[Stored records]
----------------

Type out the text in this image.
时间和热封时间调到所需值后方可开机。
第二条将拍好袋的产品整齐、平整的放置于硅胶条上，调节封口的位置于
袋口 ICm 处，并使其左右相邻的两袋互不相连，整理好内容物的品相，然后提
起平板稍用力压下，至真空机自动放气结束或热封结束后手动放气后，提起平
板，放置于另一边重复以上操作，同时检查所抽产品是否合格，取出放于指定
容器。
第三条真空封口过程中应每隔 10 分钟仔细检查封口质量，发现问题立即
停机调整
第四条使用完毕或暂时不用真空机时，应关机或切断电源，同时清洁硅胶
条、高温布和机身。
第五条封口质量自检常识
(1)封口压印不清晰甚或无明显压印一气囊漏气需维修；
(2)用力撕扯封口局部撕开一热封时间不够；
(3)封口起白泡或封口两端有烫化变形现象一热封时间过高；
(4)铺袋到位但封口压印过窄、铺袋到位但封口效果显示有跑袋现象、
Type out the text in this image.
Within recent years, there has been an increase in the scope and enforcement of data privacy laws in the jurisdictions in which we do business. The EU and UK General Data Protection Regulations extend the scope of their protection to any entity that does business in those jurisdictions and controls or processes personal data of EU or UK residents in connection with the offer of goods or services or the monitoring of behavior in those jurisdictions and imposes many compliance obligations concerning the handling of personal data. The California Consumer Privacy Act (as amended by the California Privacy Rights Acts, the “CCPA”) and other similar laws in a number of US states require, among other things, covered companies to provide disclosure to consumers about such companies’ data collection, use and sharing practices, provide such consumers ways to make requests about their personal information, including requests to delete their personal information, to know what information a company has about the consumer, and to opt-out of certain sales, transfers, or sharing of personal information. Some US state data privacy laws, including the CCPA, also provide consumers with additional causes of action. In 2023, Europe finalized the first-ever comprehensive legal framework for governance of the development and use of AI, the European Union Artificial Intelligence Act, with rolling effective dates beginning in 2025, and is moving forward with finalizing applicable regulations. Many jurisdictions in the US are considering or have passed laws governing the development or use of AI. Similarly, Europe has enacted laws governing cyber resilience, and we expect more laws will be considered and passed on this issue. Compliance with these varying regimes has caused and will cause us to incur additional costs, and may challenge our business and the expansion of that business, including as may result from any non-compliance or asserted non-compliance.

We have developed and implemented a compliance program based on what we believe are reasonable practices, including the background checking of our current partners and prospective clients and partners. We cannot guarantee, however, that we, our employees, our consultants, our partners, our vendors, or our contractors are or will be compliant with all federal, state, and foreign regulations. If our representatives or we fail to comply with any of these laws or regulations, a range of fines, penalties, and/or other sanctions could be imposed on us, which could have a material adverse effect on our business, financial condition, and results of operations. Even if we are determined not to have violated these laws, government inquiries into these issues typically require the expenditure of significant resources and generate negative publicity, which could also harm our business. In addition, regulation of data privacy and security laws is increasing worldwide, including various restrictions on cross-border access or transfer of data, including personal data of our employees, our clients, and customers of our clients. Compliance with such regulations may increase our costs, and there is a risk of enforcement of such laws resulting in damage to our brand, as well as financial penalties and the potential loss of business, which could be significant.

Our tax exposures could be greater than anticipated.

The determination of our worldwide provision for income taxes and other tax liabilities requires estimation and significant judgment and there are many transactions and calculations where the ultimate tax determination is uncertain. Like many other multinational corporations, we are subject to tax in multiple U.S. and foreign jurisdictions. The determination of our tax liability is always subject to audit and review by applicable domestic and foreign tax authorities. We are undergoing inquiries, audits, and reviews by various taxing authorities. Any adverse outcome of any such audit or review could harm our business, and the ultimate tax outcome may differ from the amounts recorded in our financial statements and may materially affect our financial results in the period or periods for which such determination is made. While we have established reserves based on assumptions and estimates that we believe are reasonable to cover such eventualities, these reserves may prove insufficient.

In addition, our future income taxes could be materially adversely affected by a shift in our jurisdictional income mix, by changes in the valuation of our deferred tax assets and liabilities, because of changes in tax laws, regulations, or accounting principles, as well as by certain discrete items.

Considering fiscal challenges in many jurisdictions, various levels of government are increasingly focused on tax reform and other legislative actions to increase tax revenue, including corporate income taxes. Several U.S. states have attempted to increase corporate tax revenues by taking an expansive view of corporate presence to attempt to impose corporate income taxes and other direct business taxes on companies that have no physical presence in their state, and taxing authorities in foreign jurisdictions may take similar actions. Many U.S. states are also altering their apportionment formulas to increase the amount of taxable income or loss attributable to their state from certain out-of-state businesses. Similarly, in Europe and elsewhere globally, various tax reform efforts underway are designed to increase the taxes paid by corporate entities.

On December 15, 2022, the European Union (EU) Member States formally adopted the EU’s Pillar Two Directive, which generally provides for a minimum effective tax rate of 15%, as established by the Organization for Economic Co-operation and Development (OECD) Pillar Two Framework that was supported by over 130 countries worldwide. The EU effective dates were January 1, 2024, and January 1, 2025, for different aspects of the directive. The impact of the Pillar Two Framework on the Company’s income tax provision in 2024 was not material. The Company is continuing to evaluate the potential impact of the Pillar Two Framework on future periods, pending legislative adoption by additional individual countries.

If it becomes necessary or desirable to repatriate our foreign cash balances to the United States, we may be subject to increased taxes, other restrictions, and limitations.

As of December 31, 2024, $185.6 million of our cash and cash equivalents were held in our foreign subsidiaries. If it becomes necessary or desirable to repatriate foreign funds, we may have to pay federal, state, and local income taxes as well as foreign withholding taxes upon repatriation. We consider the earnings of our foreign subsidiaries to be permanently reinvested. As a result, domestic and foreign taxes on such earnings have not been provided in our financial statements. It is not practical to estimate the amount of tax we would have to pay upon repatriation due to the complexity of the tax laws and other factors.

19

----------------

## Written request
All of the records must be repeated exactly.

## Exercise response
Type out the text in this image.
时间和热封时间调到所需值后方可开机。
第二条将拍好袋的产品整齐、平整的放置于硅胶条上，调节封口的位置于
袋口 ICm 处，并使其左右相邻的两袋互不相连，整理好内容物的品相，然后提
起平板稍用力压下，至真空机自动放气结束或热封结束后手动放气后，提起平
板，放置于另一边重复以上操作，同时检查所抽产品是否合格，取出放于指定
容器。
第三条真空封口过程中应每隔 10 分钟仔细检查封口质量，发现问题立即
停机调整
第四条使用完毕或暂时不用真空机时，应关机或切断电源，同时清洁硅胶
条、高温布和机身。
第五条封口质量自检常识
(1)封口压印不清晰甚或无明显压印一气囊漏气需维修；
(2)用力撕扯封口局部撕开一热封时间不够；
(3)封口起白泡或封口两端有烫化变形现象一热封时间过高；
(4)铺袋到位但封口压印过窄、铺袋到位但封口效果显示有跑袋现象、
Type out the text in this image.
Within recent years, there has been an increase in the scope and enforcement of data privacy laws in the jurisdictions in which we do business. The EU and UK General Data Protection Regulations extend the scope of their protection to any entity that does business in those jurisdictions and controls or processes personal data of EU or UK residents in connection with the offer of goods or services or the monitoring of behavior in those jurisdictions and imposes many compliance obligations concerning the handling of personal data. The California Consumer Privacy Act (as amended by the California Privacy Rights Acts, the “CCPA”) and other similar laws in a number of US states require, among other things, covered companies to provide disclosure to consumers about such companies’ data collection, use and sharing practices, provide such consumers ways to make requests about their personal information, including requests to delete their personal information, to know what information a company has about the consumer, and to opt-out of certain sales, transfers, or sharing of personal information. Some US state data privacy laws, including the CCPA, also provide consumers with additional causes of action. In 2023, Europe finalized the first-ever comprehensive legal framework for governance of the development and use of AI, the European Union Artificial Intelligence Act, with rolling effective dates beginning in 2025, and is moving forward with finalizing applicable regulations. Many jurisdictions in the US are considering or have passed laws governing the development or use of AI. Similarly, Europe has enacted laws governing cyber resilience, and we expect more laws will be considered and passed on this issue. Compliance with these varying regimes has caused and will cause us to incur additional costs, and may challenge our business and the expansion of that business, including as may result from any non-compliance or asserted non-compliance.

We have developed and implemented a compliance program based on what we believe are reasonable practices, including the background checking of our current partners and prospective clients and partners. We cannot guarantee, however, that we, our employees, our consultants, our partners, our vendors, or our contractors are or will be compliant with all federal, state, and foreign regulations. If our representatives or we fail to comply with any of these laws or regulations, a range of fines, penalties, and/or other sanctions could be imposed on us, which could have a material adverse effect on our business, financial condition, and results of operations. Even if we are determined not to have violated these laws, government inquiries into these issues typically require the expenditure of significant resources and generate negative publicity, which could also harm our business. In addition, regulation of data privacy and security laws is increasing worldwide, including various restrictions on cross-border access or transfer of data, including personal data of our employees, our clients, and customers of our clients. Compliance with such regulations may increase our costs, and there is a risk of enforcement of such laws resulting in damage to our brand, as well as financial penalties and the potential loss of business, which could be significant.

Our tax exposures could be greater than anticipated.

The determination of our worldwide provision for income taxes and other tax liabilities requires estimation and significant judgment and there are many transactions and calculations where the ultimate tax determination is uncertain. Like many other multinational corporations, we are subject to tax in multiple U.S. and foreign jurisdictions. The determination of our tax liability is always subject to audit and review by applicable domestic and foreign tax authorities. We are undergoing inquiries, audits, and reviews by various taxing authorities. Any adverse outcome of any such audit or review could harm our business, and the ultimate tax outcome may differ from the amounts recorded in our financial statements and may materially affect our financial results in the period or periods for which such determination is made. While we have established reserves based on assumptions and estimates that we believe are reasonable to cover such eventualities, these reserves may prove insufficient.

In addition, our future income taxes could be materially adversely affected by a shift in our jurisdictional income mix, by changes in the valuation of our deferred tax assets and liabilities, because of changes in tax laws, regulations, or accounting principles, as well as by certain discrete items.

Considering fiscal challenges in many jurisdictions, various levels of government are increasingly focused on tax reform and other legislative actions to increase tax revenue, including corporate income taxes. Several U.S. states have attempted to increase corporate tax revenues by taking an expansive view of corporate presence to attempt to impose corporate income taxes and other direct business taxes on companies that have no physical presence in their state, and taxing authorities in foreign jurisdictions may take similar actions. Many U.S. states are also altering their apportionment formulas to increase the amount of taxable income or loss attributable to their state from certain out-of-state businesses. Similarly, in Europe and elsewhere globally, various tax reform efforts underway are designed to increase the taxes paid by corporate entities.

On December 15, 2022, the European Union (EU) Member States formally adopted the EU’s Pillar Two Directive, which generally provides for a minimum effective tax rate of 15%, as established by the Organization for Economic Co-operation and Development (OECD) Pillar Two Framework that was supported by over 130 countries worldwide. The EU effective dates were January 1, 2024, and January 1, 2025, for different aspects of the directive. The impact of the Pillar Two Framework on the Company’s income tax provision in 2024 was not material. The Company is continuing to evaluate the potential impact of the Pillar Two Framework on future periods, pending legislative adoption by additional individual countries.

If it becomes necessary or desirable to repatriate our foreign cash balances to the United States, we may be subject to increased taxes, other restrictions, and limitations.

As of December 31, 2024, $185.6 million of our cash and cash equivalents were held in our foreign subsidiaries. If it becomes necessary or desirable to repatriate foreign funds, we may have to pay federal, state, and local income taxes as well as foreign withholding taxes upon repatriation. We consider the earnings of our foreign subsidiaries to be permanently reinvested. As a result, domestic and foreign taxes on such earnings have not been provided in our financial statements. It is not practical to estimate the amount of tax we would have to pay upon repatriation due to the complexity of the tax laws and other factors.

19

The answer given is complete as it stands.